INSTRUCTION:
Draw out every line with the word "subtitle" from the listing below.
─── MATERIALS PROVIDED ───
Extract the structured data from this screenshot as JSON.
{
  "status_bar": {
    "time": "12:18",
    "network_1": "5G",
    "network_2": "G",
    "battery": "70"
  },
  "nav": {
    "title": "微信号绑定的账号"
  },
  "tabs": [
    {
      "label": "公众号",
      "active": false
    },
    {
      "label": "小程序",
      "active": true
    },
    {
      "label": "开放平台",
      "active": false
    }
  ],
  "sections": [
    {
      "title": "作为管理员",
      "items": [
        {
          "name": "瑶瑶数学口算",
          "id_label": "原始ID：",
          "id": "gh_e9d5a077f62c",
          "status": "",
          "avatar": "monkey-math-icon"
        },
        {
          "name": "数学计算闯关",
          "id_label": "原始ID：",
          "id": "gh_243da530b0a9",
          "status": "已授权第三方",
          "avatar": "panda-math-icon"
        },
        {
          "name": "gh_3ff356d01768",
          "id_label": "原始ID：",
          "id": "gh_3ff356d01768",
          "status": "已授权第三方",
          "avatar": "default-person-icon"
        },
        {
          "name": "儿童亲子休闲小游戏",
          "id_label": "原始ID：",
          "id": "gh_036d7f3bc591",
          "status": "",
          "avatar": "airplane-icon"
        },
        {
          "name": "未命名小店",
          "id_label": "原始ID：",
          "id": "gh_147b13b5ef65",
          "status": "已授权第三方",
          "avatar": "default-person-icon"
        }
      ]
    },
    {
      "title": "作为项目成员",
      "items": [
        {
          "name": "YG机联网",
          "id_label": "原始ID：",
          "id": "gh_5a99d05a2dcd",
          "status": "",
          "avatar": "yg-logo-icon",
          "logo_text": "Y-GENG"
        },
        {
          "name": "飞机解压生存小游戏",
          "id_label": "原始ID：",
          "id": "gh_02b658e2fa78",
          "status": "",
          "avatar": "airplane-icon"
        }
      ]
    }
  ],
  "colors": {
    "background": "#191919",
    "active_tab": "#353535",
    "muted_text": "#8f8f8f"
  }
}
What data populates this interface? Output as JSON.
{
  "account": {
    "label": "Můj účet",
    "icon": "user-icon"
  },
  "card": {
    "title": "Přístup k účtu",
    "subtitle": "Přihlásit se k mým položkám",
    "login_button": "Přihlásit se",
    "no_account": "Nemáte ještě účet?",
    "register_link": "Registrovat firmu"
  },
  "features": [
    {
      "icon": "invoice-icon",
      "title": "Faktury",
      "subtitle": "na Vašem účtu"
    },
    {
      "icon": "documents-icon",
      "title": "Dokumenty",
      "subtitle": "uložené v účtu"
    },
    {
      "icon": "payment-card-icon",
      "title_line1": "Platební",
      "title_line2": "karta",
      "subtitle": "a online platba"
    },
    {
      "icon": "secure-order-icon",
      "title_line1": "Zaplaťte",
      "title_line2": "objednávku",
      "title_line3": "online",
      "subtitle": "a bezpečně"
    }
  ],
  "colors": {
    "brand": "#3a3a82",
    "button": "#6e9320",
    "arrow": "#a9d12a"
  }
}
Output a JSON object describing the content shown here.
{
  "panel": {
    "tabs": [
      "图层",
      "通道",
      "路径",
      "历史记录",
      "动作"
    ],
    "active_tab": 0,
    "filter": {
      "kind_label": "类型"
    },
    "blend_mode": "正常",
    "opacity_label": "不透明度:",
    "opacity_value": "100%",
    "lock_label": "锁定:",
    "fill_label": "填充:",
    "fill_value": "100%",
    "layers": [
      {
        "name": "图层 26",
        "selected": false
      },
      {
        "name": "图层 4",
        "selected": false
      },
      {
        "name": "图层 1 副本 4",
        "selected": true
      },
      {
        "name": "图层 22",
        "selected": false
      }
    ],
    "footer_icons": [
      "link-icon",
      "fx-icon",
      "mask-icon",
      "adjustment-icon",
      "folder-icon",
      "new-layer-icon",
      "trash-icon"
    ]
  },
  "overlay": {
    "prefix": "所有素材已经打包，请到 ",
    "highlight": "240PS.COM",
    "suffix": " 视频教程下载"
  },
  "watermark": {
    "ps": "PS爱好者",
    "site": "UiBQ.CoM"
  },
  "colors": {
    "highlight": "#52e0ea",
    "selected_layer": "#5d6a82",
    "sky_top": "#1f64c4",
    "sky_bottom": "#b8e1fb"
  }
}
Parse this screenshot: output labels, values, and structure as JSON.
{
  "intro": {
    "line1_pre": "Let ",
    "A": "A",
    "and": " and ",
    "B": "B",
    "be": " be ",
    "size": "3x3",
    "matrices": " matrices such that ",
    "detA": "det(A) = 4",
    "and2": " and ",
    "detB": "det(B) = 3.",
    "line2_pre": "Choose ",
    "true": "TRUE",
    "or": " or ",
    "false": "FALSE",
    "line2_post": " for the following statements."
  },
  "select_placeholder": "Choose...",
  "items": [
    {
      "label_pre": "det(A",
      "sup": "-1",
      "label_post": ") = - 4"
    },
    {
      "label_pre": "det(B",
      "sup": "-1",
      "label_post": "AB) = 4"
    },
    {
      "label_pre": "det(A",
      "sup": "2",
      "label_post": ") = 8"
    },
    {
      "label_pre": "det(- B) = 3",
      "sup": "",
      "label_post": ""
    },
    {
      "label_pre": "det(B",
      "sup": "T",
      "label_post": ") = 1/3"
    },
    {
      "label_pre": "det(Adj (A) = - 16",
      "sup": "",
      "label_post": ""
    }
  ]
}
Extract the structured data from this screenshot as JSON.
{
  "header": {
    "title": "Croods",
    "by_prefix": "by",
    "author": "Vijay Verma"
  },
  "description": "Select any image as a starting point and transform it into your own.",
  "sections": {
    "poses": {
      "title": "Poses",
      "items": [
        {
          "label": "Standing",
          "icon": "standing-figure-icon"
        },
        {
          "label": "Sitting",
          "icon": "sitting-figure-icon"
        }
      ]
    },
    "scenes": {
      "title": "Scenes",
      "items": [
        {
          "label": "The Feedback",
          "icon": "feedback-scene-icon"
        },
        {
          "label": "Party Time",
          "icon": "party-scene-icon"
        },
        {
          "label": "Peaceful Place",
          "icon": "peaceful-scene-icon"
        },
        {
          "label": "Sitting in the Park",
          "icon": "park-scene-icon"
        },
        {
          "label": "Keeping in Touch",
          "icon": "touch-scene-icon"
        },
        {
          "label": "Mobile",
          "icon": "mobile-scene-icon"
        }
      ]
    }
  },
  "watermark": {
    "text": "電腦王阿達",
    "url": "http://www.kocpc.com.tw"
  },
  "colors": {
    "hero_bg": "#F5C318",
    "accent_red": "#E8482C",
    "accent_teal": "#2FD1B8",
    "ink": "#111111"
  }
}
───
SOLUTION TO THE EXERCISE:
    "subtitle": "Přihlásit se k mým položkám",
      "subtitle": "na Vašem účtu"
      "subtitle": "uložené v účtu"
      "subtitle": "a online platba"
      "subtitle": "a bezpečně"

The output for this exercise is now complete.